→ **GIVEN EXERCISE**: Transcribe every entry word for word, leaving out all images.

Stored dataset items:
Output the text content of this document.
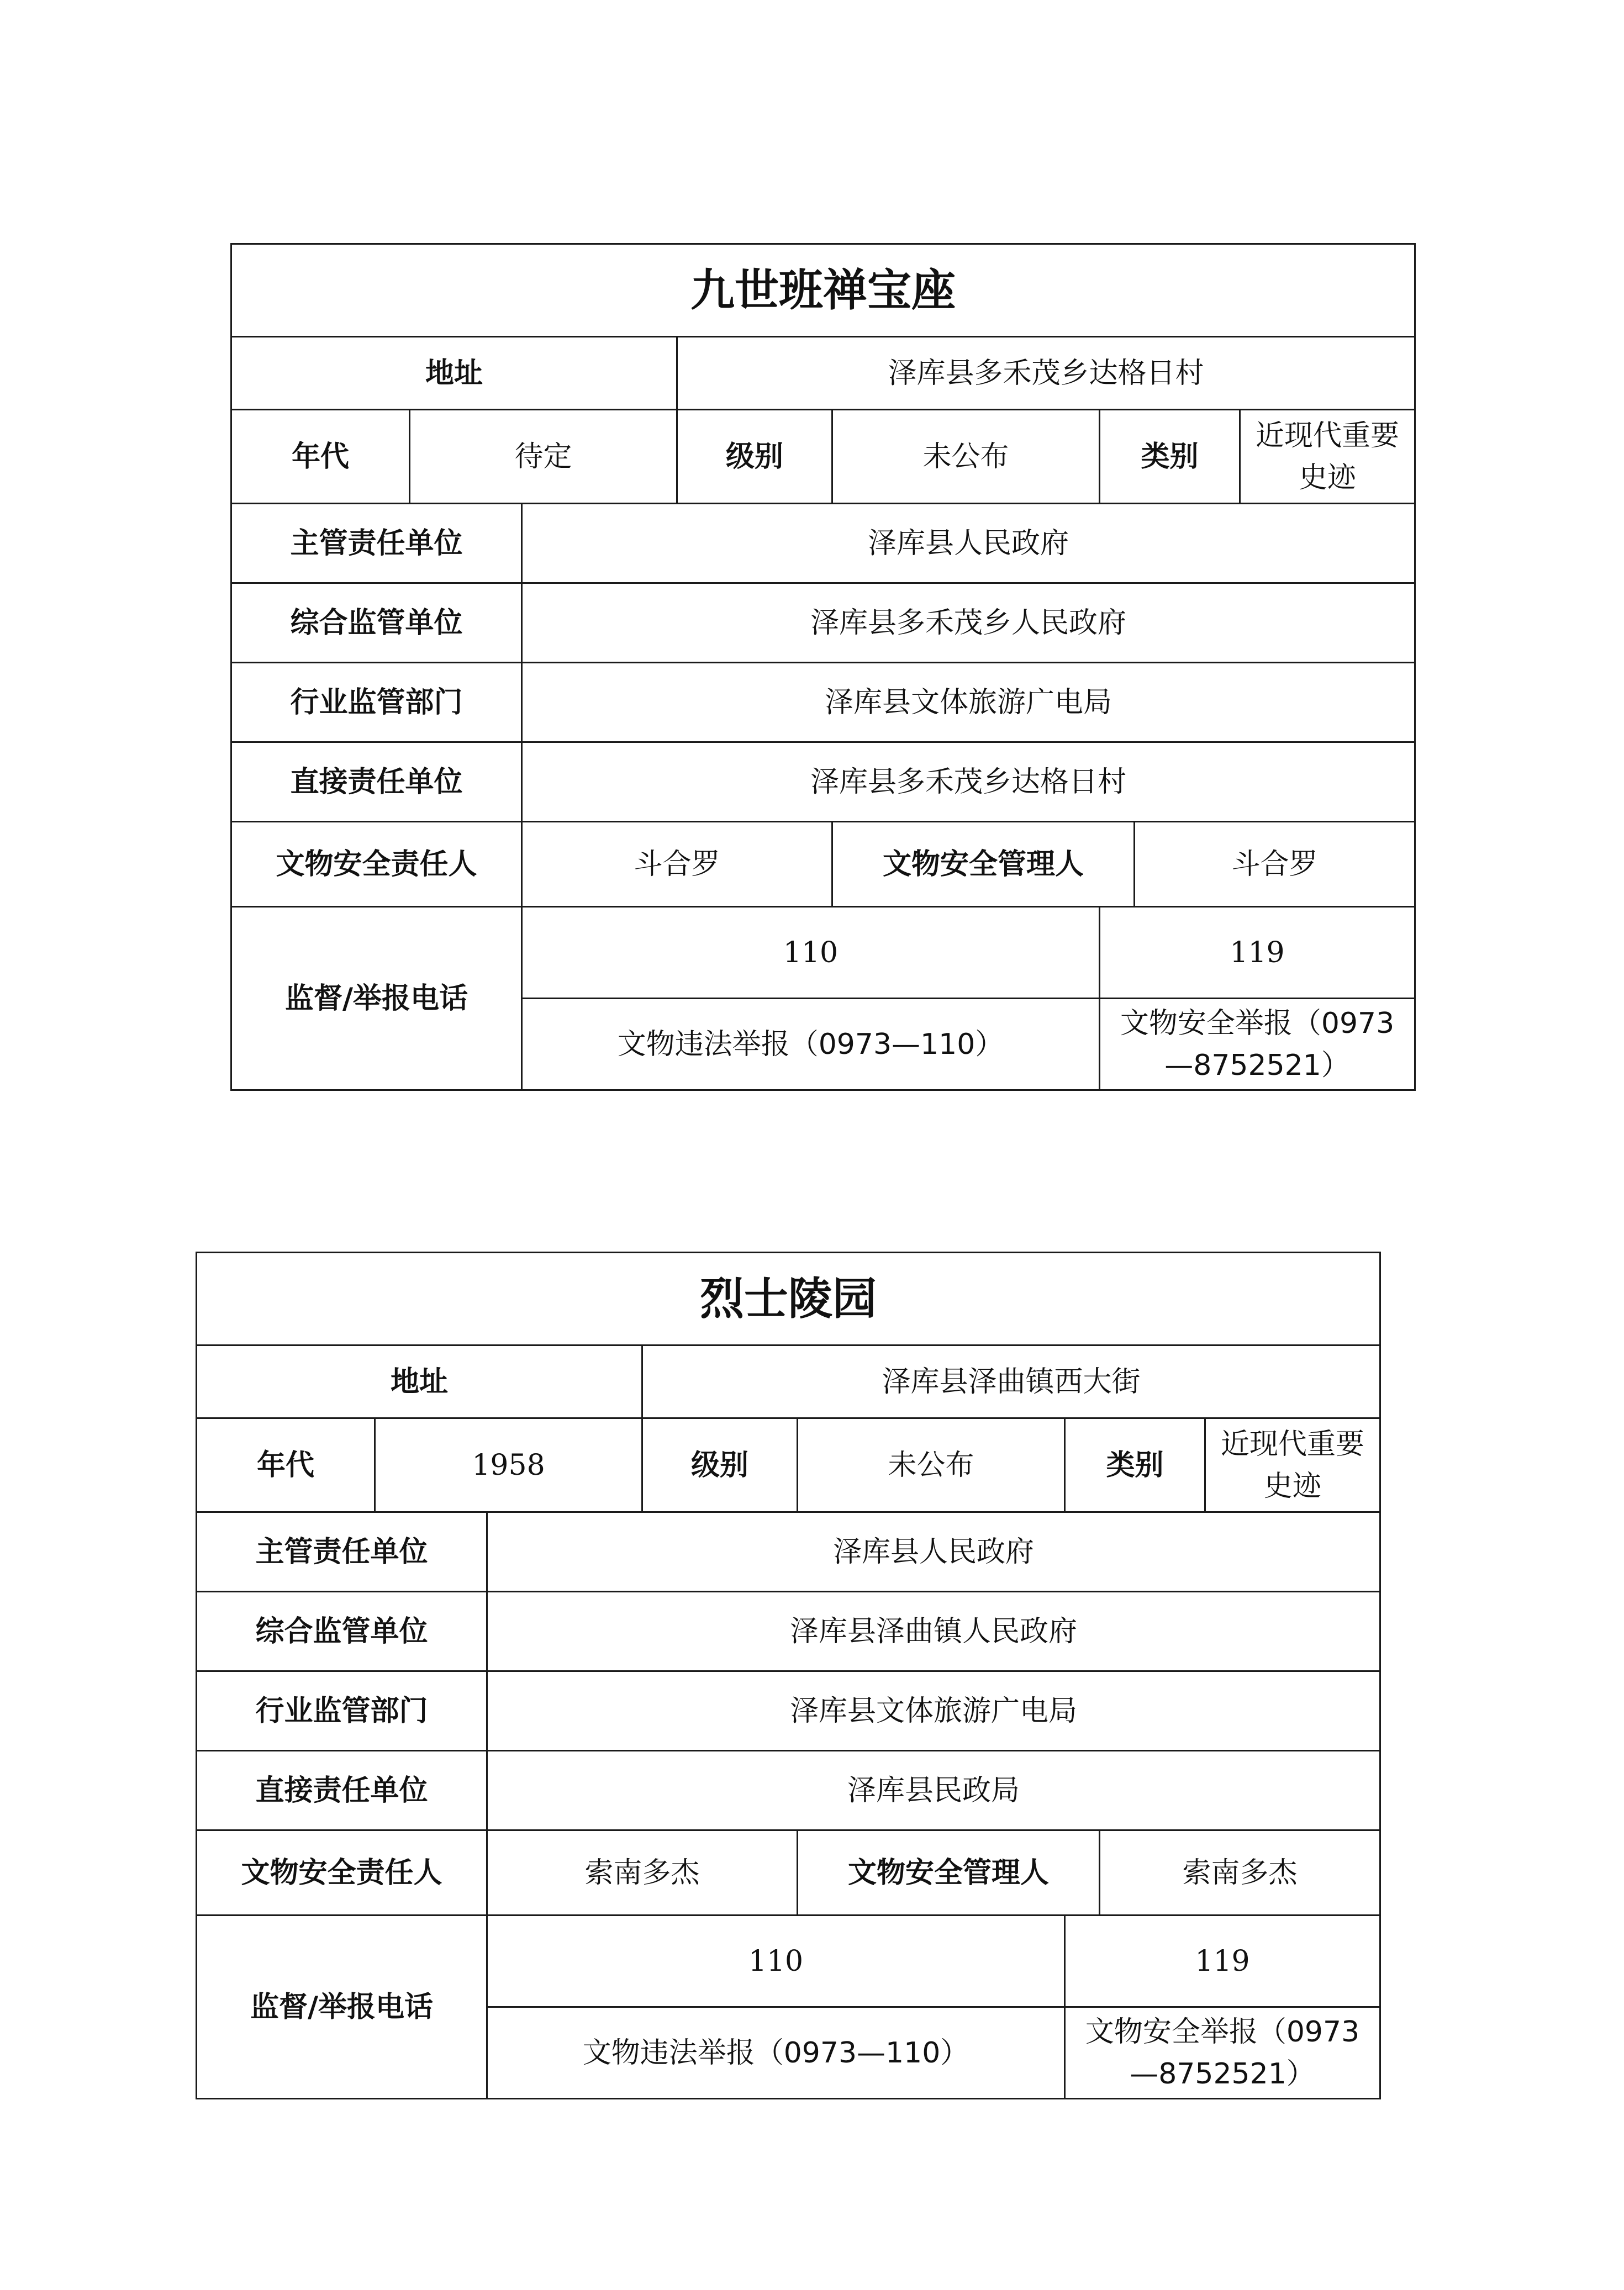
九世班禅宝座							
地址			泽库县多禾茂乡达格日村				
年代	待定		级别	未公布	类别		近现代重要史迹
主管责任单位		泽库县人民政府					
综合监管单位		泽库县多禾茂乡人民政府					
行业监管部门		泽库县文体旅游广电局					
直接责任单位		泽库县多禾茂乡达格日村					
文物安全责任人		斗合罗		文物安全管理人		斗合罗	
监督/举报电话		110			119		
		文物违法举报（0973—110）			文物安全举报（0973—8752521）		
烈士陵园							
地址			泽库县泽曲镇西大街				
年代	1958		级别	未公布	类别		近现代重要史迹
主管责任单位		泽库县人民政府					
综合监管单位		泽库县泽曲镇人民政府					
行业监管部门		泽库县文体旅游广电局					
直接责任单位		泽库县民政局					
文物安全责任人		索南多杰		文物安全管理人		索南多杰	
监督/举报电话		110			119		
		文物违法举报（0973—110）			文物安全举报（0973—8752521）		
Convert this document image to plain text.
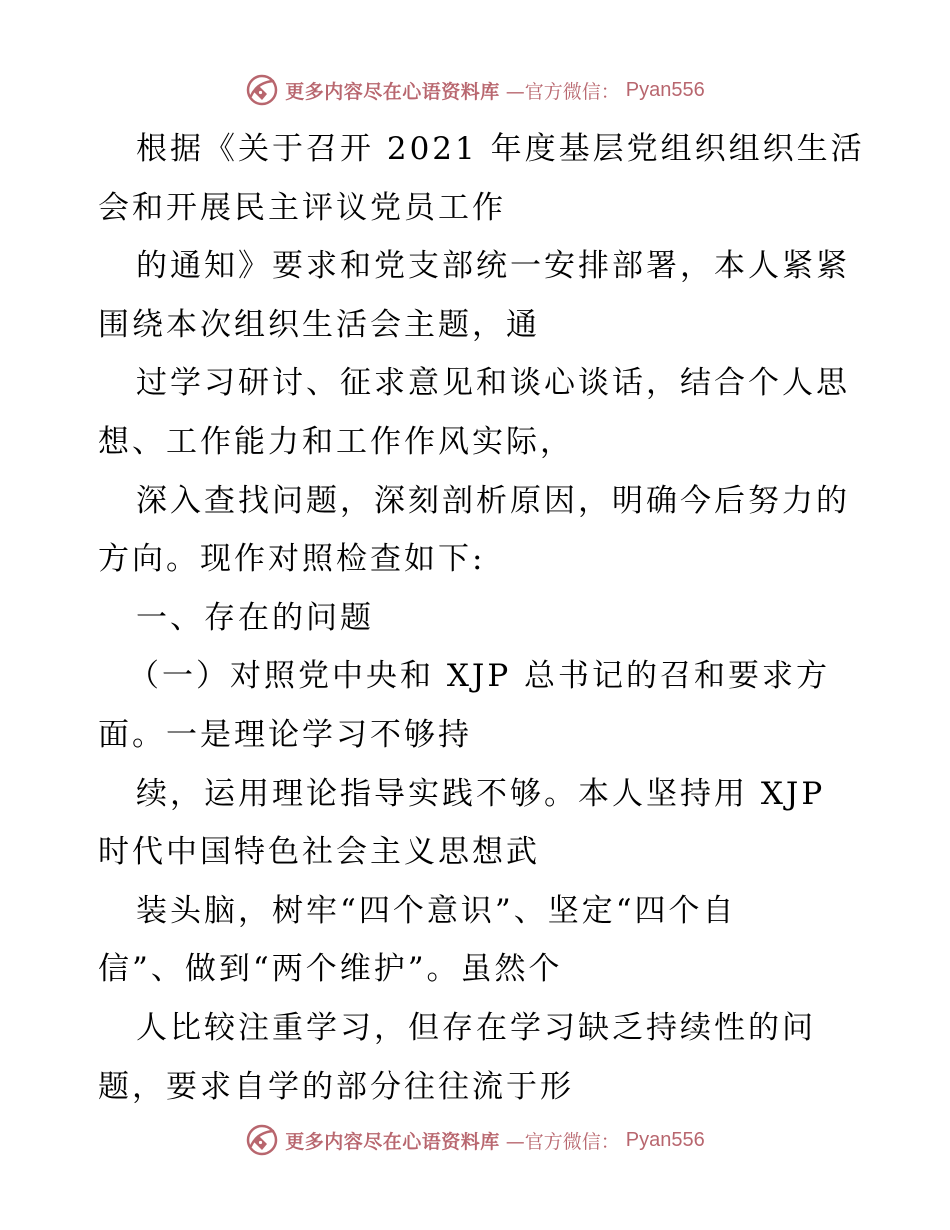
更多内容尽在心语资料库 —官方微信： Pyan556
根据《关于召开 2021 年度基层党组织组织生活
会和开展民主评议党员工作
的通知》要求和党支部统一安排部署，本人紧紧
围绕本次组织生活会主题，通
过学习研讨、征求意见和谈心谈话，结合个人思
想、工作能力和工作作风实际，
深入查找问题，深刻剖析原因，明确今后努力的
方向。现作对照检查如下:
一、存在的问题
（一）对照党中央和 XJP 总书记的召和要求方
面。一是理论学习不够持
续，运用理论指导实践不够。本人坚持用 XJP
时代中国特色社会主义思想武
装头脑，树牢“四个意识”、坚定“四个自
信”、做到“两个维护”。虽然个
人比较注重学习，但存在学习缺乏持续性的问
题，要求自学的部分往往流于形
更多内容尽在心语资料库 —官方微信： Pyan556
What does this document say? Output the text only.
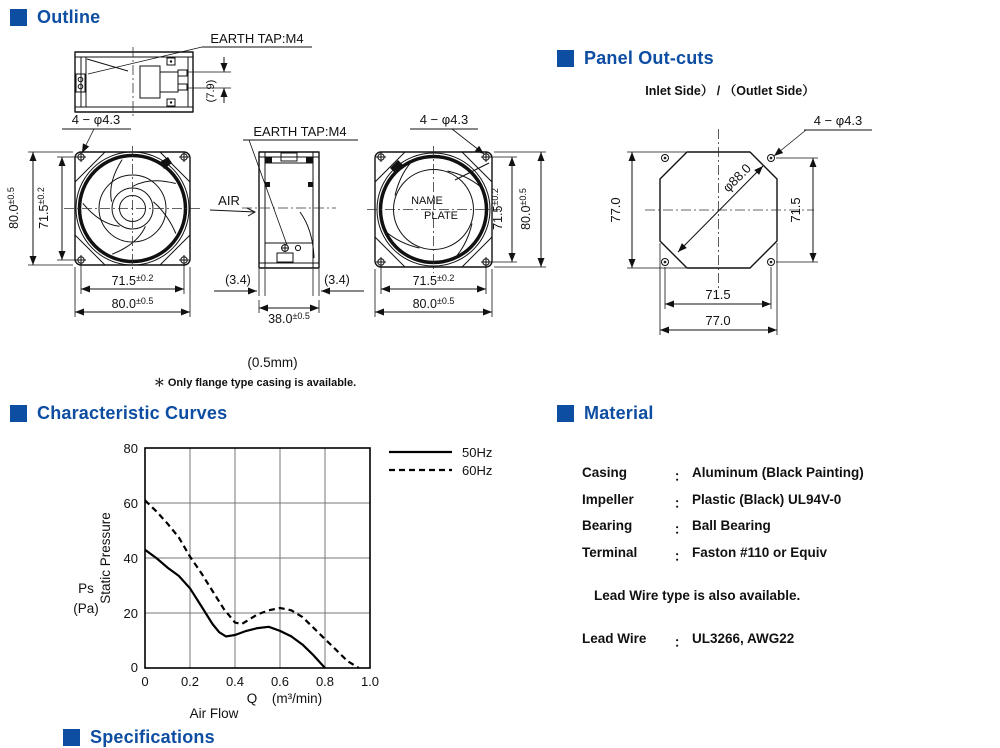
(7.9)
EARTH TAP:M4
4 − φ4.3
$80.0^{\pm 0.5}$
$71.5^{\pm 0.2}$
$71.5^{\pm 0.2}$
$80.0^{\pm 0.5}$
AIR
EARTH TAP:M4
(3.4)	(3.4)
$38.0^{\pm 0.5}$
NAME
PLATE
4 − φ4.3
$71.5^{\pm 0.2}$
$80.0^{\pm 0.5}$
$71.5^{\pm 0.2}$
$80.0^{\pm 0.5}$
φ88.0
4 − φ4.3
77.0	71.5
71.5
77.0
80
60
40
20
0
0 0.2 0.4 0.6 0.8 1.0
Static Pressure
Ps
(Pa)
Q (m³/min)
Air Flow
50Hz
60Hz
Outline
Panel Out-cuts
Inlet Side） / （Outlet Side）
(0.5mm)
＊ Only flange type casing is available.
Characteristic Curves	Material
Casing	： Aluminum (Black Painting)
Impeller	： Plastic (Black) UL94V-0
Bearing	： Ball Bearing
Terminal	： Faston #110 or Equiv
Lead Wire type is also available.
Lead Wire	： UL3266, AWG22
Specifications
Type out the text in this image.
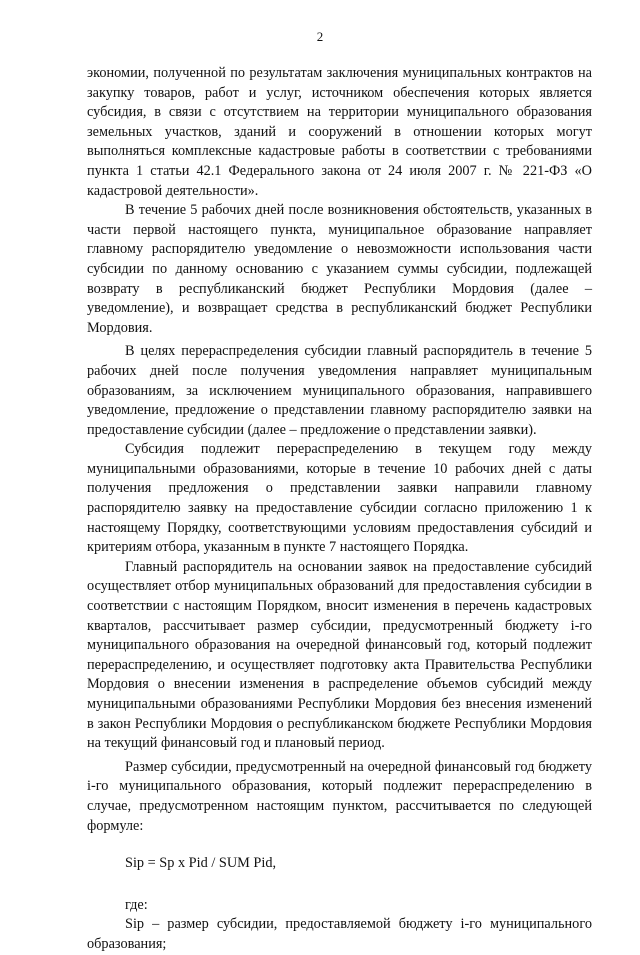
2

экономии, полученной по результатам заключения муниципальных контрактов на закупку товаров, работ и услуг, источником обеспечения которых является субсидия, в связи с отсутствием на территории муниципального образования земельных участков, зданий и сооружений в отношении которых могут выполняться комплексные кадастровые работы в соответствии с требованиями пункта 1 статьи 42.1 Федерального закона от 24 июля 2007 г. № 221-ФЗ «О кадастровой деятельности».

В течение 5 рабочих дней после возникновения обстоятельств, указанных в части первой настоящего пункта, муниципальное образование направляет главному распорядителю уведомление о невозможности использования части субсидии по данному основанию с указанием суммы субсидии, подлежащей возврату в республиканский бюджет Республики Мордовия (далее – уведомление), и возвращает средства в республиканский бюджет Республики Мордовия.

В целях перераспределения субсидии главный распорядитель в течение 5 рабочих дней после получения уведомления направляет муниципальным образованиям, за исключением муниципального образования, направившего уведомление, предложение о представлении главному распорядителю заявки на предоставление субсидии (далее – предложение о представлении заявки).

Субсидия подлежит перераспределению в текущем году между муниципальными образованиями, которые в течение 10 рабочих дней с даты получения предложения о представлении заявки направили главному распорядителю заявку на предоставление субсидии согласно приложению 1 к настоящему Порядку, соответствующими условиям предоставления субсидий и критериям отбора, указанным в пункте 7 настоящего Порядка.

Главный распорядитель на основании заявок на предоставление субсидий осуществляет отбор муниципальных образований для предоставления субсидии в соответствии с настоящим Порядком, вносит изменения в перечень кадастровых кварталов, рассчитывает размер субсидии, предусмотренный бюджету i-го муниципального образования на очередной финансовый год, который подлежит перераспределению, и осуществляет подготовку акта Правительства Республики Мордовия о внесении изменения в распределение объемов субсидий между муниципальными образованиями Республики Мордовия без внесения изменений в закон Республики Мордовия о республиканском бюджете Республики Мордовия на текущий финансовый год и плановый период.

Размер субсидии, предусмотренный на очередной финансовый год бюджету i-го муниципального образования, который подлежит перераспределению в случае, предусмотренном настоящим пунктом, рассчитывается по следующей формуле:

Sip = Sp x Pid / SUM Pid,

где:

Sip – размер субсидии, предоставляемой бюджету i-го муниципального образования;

→ **RESPONSE FOR THIS EXERCISE**:
Output the text content of this document.
九世班禅宝座							
地址			泽库县多禾茂乡达格日村				
年代	待定		级别	未公布	类别		近现代重要史迹
主管责任单位		泽库县人民政府					
综合监管单位		泽库县多禾茂乡人民政府					
行业监管部门		泽库县文体旅游广电局					
直接责任单位		泽库县多禾茂乡达格日村					
文物安全责任人		斗合罗		文物安全管理人		斗合罗	
监督/举报电话		110			119		
		文物违法举报（0973—110）			文物安全举报（0973—8752521）		
烈士陵园							
地址			泽库县泽曲镇西大街				
年代	1958		级别	未公布	类别		近现代重要史迹
主管责任单位		泽库县人民政府					
综合监管单位		泽库县泽曲镇人民政府					
行业监管部门		泽库县文体旅游广电局					
直接责任单位		泽库县民政局					
文物安全责任人		索南多杰		文物安全管理人		索南多杰	
监督/举报电话		110			119		
		文物违法举报（0973—110）			文物安全举报（0973—8752521）		
Convert this document image to plain text.
更多内容尽在心语资料库 —官方微信： Pyan556
根据《关于召开 2021 年度基层党组织组织生活
会和开展民主评议党员工作
的通知》要求和党支部统一安排部署，本人紧紧
围绕本次组织生活会主题，通
过学习研讨、征求意见和谈心谈话，结合个人思
想、工作能力和工作作风实际，
深入查找问题，深刻剖析原因，明确今后努力的
方向。现作对照检查如下:
一、存在的问题
（一）对照党中央和 XJP 总书记的召和要求方
面。一是理论学习不够持
续，运用理论指导实践不够。本人坚持用 XJP
时代中国特色社会主义思想武
装头脑，树牢“四个意识”、坚定“四个自
信”、做到“两个维护”。虽然个
人比较注重学习，但存在学习缺乏持续性的问
题，要求自学的部分往往流于形
更多内容尽在心语资料库 —官方微信： Pyan556
What does this document say? Output the text only.
(7.9)
EARTH TAP:M4
4 − φ4.3
$80.0^{\pm 0.5}$
$71.5^{\pm 0.2}$
$71.5^{\pm 0.2}$
$80.0^{\pm 0.5}$
AIR
EARTH TAP:M4
(3.4)	(3.4)
$38.0^{\pm 0.5}$
NAME
PLATE
4 − φ4.3
$71.5^{\pm 0.2}$
$80.0^{\pm 0.5}$
$71.5^{\pm 0.2}$
$80.0^{\pm 0.5}$
φ88.0
4 − φ4.3
77.0	71.5
71.5
77.0
80
60
40
20
0
0 0.2 0.4 0.6 0.8 1.0
Static Pressure
Ps
(Pa)
Q (m³/min)
Air Flow
50Hz
60Hz
Outline
Panel Out-cuts
Inlet Side） / （Outlet Side）
(0.5mm)
＊ Only flange type casing is available.
Characteristic Curves	Material
Casing	： Aluminum (Black Painting)
Impeller	： Plastic (Black) UL94V-0
Bearing	： Ball Bearing
Terminal	： Faston #110 or Equiv
Lead Wire type is also available.
Lead Wire	： UL3266, AWG22
Specifications
Type out the text in this image.
2

экономии, полученной по результатам заключения муниципальных контрактов на закупку товаров, работ и услуг, источником обеспечения которых является субсидия, в связи с отсутствием на территории муниципального образования земельных участков, зданий и сооружений в отношении которых могут выполняться комплексные кадастровые работы в соответствии с требованиями пункта 1 статьи 42.1 Федерального закона от 24 июля 2007 г. № 221-ФЗ «О кадастровой деятельности».

В течение 5 рабочих дней после возникновения обстоятельств, указанных в части первой настоящего пункта, муниципальное образование направляет главному распорядителю уведомление о невозможности использования части субсидии по данному основанию с указанием суммы субсидии, подлежащей возврату в республиканский бюджет Республики Мордовия (далее – уведомление), и возвращает средства в республиканский бюджет Республики Мордовия.

В целях перераспределения субсидии главный распорядитель в течение 5 рабочих дней после получения уведомления направляет муниципальным образованиям, за исключением муниципального образования, направившего уведомление, предложение о представлении главному распорядителю заявки на предоставление субсидии (далее – предложение о представлении заявки).

Субсидия подлежит перераспределению в текущем году между муниципальными образованиями, которые в течение 10 рабочих дней с даты получения предложения о представлении заявки направили главному распорядителю заявку на предоставление субсидии согласно приложению 1 к настоящему Порядку, соответствующими условиям предоставления субсидий и критериям отбора, указанным в пункте 7 настоящего Порядка.

Главный распорядитель на основании заявок на предоставление субсидий осуществляет отбор муниципальных образований для предоставления субсидии в соответствии с настоящим Порядком, вносит изменения в перечень кадастровых кварталов, рассчитывает размер субсидии, предусмотренный бюджету i-го муниципального образования на очередной финансовый год, который подлежит перераспределению, и осуществляет подготовку акта Правительства Республики Мордовия о внесении изменения в распределение объемов субсидий между муниципальными образованиями Республики Мордовия без внесения изменений в закон Республики Мордовия о республиканском бюджете Республики Мордовия на текущий финансовый год и плановый период.

Размер субсидии, предусмотренный на очередной финансовый год бюджету i-го муниципального образования, который подлежит перераспределению в случае, предусмотренном настоящим пунктом, рассчитывается по следующей формуле:

Sip = Sp x Pid / SUM Pid,

где:

Sip – размер субсидии, предоставляемой бюджету i-го муниципального образования;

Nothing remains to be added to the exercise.